EXERCISE DESCRIPTION :: Locate every line in the records below that contains the word "stĺpce", and copy each one.

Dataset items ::

---

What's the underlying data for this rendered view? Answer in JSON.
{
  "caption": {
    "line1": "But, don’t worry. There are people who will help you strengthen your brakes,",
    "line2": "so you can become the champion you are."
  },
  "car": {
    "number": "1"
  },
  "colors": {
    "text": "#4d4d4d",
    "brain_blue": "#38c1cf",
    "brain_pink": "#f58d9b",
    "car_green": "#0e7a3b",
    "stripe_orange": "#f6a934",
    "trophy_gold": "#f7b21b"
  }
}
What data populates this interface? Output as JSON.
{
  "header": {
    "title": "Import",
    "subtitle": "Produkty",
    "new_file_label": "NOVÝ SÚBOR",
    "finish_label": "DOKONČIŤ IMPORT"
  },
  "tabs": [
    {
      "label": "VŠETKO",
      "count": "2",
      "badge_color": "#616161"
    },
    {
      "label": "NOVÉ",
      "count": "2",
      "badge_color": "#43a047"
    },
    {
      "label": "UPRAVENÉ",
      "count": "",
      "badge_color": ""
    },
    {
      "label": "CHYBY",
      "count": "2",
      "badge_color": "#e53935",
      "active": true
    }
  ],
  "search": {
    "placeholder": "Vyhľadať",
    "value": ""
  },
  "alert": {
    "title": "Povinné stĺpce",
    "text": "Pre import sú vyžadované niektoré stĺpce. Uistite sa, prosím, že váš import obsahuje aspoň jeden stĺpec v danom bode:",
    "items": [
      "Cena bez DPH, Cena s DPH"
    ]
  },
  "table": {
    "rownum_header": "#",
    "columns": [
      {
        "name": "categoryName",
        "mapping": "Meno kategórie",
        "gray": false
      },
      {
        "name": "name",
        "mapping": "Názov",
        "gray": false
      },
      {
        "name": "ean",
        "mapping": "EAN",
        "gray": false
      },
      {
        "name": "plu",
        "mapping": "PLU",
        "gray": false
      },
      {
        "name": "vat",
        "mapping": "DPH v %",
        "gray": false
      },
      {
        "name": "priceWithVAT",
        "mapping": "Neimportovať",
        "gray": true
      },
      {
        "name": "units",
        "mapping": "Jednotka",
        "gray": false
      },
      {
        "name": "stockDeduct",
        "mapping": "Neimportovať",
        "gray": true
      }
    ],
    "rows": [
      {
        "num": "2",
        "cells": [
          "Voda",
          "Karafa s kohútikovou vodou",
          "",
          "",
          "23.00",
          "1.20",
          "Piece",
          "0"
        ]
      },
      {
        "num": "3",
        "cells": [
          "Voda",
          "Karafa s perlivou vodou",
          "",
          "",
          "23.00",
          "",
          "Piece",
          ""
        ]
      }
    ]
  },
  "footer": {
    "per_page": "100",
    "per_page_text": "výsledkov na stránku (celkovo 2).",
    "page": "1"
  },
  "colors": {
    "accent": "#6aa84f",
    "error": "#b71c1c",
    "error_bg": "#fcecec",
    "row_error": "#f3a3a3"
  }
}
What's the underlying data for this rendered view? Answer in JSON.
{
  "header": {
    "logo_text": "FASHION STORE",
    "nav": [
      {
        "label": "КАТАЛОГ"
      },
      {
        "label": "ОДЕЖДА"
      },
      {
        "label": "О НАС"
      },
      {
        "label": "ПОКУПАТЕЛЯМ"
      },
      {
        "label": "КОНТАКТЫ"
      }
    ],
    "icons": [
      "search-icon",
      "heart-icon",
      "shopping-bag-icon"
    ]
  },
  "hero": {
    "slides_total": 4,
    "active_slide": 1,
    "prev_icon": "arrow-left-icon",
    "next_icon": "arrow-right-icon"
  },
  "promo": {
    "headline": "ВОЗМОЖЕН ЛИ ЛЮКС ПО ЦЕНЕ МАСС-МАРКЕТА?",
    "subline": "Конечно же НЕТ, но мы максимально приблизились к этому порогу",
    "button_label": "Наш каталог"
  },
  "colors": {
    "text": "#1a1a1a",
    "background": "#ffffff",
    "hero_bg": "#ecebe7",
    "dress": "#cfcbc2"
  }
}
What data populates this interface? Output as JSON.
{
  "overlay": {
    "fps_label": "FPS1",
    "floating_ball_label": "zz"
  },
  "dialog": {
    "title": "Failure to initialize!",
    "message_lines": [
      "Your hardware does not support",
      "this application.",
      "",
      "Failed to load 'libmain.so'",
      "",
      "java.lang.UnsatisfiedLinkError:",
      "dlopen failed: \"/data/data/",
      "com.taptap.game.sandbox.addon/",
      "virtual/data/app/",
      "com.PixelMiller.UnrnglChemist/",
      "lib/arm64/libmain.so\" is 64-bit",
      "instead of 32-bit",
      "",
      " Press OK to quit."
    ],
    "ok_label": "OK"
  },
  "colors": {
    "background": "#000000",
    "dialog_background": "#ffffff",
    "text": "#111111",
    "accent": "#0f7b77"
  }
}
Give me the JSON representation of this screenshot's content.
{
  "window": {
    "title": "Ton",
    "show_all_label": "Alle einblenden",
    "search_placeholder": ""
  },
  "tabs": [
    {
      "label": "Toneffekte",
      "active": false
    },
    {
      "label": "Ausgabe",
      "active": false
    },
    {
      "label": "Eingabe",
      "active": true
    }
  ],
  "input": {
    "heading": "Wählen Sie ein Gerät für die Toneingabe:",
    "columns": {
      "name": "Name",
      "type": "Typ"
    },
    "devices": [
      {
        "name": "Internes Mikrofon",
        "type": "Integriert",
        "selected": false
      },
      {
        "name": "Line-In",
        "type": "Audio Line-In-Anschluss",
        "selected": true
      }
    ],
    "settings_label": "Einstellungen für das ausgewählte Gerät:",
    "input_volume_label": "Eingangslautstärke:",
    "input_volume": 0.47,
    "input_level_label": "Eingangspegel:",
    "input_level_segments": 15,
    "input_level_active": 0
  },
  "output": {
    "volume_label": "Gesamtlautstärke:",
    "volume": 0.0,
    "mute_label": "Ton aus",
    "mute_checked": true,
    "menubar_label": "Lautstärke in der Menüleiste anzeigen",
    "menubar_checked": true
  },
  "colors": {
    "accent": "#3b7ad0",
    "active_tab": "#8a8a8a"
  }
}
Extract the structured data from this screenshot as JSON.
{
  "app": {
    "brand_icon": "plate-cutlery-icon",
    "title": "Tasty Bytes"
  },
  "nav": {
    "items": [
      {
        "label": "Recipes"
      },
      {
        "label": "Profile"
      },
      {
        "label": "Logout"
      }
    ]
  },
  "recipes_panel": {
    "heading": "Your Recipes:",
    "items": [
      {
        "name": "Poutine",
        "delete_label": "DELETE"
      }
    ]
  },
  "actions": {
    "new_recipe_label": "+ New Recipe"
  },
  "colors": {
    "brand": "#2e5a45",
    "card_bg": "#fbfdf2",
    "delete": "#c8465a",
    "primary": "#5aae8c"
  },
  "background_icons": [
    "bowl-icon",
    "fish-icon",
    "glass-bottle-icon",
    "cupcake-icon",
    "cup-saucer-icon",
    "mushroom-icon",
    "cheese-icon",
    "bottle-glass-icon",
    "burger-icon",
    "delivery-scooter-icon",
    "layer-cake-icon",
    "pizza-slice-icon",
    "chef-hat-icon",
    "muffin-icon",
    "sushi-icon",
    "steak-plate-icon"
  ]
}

---

FINISHED ANSWER ::
    "title": "Povinné stĺpce",
    "text": "Pre import sú vyžadované niektoré stĺpce. Uistite sa, prosím, že váš import obsahuje aspoň jeden stĺpec v danom bode:",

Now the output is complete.